**SHORT EXERCISE**
Without further comment, state how many lines in the listing below contain the word "EGOKIA".

**DATA EXCERPTS**

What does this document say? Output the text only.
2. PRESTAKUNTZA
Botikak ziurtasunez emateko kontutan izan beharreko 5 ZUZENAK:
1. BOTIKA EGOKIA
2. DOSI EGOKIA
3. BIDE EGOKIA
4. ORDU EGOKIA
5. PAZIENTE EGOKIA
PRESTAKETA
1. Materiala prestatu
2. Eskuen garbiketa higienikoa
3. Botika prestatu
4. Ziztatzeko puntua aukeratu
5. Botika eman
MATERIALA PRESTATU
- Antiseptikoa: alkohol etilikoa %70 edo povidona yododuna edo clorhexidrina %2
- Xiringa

**FINAL RESULT**
5